**ENTRIES:**
========================================================================

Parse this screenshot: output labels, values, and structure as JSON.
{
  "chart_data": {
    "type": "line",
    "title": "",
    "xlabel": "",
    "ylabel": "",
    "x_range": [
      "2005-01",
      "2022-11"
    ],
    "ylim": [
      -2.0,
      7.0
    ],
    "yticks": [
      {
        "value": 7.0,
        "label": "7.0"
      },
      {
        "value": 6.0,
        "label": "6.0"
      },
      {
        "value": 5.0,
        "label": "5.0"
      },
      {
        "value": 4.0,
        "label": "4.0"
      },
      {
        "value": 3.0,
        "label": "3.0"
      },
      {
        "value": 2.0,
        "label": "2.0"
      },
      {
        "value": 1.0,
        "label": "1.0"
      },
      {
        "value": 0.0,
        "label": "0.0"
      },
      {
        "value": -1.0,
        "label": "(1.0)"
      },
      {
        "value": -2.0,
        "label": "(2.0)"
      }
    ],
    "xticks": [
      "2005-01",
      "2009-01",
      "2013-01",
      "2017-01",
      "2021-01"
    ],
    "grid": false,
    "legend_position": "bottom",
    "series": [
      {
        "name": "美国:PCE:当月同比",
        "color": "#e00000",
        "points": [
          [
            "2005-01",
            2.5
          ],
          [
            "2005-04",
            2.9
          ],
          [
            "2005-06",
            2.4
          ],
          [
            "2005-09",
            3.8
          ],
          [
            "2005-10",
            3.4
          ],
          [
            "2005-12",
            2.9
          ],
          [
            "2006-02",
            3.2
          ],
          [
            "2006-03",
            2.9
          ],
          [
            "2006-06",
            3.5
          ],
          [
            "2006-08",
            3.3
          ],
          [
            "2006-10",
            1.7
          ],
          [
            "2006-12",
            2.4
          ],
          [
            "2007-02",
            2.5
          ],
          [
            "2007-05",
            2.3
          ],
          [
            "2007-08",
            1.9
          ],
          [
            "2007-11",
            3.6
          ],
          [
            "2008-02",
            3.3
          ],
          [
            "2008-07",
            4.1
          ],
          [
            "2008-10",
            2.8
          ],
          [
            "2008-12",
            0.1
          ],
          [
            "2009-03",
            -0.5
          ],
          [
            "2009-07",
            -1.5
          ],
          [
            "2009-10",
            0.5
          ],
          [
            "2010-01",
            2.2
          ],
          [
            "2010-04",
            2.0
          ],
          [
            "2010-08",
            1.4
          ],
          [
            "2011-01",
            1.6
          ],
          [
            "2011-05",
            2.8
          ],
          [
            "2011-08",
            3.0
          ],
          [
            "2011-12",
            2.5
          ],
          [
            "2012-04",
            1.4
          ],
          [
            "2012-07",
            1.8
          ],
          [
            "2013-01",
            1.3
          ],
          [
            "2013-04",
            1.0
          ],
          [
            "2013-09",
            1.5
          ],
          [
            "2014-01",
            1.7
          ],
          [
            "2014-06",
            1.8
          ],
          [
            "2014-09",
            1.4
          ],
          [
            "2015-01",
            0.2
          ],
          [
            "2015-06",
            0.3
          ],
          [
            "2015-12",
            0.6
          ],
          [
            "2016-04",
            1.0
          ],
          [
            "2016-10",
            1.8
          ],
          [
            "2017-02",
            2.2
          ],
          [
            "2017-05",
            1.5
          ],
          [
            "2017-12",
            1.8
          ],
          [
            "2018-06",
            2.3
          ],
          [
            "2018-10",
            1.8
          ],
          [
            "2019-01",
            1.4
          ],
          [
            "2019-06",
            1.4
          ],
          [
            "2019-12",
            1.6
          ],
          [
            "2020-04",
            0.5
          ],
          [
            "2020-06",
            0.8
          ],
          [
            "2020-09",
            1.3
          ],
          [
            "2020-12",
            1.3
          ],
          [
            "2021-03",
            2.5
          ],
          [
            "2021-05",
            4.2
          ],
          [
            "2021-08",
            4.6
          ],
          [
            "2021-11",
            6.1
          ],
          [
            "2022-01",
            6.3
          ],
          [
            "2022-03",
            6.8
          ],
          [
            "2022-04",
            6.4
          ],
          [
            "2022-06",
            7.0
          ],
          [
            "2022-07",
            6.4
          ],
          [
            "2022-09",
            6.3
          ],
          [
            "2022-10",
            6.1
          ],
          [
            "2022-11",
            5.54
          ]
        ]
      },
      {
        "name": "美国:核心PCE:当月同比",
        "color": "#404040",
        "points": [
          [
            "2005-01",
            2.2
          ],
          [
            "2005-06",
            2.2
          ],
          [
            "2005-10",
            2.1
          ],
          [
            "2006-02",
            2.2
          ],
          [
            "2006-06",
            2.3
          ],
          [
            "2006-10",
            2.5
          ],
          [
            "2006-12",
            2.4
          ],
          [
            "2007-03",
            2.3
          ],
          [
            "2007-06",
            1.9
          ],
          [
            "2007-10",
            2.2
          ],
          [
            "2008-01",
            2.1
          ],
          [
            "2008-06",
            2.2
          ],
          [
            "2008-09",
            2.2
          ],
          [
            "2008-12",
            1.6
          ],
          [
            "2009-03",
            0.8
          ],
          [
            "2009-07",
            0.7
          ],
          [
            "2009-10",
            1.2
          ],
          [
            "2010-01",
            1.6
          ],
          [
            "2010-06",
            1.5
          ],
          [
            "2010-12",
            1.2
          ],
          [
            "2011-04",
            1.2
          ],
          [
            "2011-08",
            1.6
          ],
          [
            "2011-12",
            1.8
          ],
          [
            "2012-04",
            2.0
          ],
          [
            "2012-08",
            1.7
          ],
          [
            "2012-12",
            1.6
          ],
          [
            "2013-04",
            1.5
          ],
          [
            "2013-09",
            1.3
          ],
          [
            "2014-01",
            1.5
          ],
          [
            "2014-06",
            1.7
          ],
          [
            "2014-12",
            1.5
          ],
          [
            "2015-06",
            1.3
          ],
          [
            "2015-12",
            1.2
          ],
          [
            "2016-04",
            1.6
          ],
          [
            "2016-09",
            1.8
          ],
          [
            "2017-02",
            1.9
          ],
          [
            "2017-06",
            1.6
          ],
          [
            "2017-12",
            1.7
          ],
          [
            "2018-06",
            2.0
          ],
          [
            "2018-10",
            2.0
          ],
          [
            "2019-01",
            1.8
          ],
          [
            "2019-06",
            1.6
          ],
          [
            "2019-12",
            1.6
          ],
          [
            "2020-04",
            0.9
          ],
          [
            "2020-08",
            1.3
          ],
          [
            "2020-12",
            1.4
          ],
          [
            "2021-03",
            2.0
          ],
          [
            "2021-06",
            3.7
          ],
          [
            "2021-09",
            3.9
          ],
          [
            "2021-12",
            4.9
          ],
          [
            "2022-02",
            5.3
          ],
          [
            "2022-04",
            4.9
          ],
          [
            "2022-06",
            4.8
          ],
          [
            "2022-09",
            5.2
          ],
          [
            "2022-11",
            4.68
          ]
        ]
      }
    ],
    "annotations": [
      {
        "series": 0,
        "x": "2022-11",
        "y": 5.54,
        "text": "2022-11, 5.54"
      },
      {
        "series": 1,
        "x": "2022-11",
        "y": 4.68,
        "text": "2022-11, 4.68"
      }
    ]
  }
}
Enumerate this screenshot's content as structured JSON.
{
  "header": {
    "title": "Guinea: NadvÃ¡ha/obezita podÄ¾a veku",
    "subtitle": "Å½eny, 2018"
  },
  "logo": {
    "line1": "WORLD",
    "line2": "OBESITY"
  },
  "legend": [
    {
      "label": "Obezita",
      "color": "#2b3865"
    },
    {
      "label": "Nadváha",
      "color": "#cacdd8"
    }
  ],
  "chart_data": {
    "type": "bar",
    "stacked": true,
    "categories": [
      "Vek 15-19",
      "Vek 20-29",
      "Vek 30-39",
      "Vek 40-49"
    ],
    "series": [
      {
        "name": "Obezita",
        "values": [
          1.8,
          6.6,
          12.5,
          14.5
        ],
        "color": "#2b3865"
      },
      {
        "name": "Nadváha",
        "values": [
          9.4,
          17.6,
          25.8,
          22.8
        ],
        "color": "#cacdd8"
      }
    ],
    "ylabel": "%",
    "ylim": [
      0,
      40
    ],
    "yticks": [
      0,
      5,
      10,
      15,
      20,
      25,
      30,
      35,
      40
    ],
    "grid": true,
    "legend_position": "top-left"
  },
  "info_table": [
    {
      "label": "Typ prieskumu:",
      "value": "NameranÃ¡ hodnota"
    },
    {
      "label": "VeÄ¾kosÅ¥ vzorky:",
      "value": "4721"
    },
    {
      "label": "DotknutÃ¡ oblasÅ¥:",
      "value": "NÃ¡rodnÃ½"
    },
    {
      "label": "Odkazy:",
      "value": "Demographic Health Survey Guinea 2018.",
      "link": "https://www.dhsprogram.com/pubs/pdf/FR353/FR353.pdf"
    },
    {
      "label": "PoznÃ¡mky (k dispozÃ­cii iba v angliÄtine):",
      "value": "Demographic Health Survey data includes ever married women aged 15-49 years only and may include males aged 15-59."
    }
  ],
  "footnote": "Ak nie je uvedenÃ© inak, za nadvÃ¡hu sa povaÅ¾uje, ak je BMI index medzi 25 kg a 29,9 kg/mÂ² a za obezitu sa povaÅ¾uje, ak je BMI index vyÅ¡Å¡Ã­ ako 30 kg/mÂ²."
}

========================================================================

Using the material above, copy every line in which the string "this" occurs.

**THE REPLY:**
Parse this screenshot: output labels, values, and structure as JSON.
Enumerate this screenshot's content as structured JSON.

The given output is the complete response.